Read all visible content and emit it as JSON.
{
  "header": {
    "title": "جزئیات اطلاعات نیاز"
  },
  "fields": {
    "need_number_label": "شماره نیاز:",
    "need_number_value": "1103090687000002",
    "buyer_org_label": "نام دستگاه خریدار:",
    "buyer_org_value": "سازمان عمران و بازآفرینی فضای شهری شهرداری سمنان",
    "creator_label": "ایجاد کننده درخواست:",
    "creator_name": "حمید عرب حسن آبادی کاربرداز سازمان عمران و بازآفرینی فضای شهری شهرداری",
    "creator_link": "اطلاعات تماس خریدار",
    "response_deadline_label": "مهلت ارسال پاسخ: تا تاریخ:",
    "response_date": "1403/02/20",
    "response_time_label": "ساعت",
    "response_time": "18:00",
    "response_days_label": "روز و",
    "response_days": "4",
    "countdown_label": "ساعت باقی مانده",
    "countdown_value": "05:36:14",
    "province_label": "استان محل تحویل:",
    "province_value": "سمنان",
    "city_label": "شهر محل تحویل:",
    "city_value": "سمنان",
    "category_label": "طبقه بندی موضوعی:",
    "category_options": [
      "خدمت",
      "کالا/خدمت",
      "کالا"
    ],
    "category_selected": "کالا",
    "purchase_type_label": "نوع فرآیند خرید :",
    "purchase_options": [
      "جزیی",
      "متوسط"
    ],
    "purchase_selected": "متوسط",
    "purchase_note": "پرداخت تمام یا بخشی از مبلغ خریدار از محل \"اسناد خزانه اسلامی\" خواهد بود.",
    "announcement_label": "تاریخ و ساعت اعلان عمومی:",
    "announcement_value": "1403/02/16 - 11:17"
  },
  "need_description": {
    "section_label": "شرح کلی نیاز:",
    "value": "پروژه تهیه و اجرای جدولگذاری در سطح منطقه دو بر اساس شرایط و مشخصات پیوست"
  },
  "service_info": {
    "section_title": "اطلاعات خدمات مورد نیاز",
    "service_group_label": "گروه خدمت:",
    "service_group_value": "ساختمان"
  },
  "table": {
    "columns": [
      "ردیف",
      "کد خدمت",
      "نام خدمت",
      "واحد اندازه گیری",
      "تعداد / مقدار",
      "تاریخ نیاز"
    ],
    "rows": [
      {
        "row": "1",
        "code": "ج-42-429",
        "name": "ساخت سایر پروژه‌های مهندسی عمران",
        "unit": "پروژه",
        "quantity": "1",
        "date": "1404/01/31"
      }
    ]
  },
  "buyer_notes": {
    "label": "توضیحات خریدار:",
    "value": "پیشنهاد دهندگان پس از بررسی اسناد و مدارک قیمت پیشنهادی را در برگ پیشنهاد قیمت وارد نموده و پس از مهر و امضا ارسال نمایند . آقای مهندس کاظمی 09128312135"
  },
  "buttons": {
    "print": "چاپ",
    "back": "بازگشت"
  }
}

+ + + +

Exercise aim | Copy all lines of the listing above that contain the string "اسناد".

The solution |
    "purchase_note": "پرداخت تمام یا بخشی از مبلغ خریدار از محل \"اسناد خزانه اسلامی\" خواهد بود.",
    "value": "پیشنهاد دهندگان پس از بررسی اسناد و مدارک قیمت پیشنهادی را در برگ پیشنهاد قیمت وارد نموده و پس از مهر و امضا ارسال نمایند . آقای مهندس کاظمی 09128312135"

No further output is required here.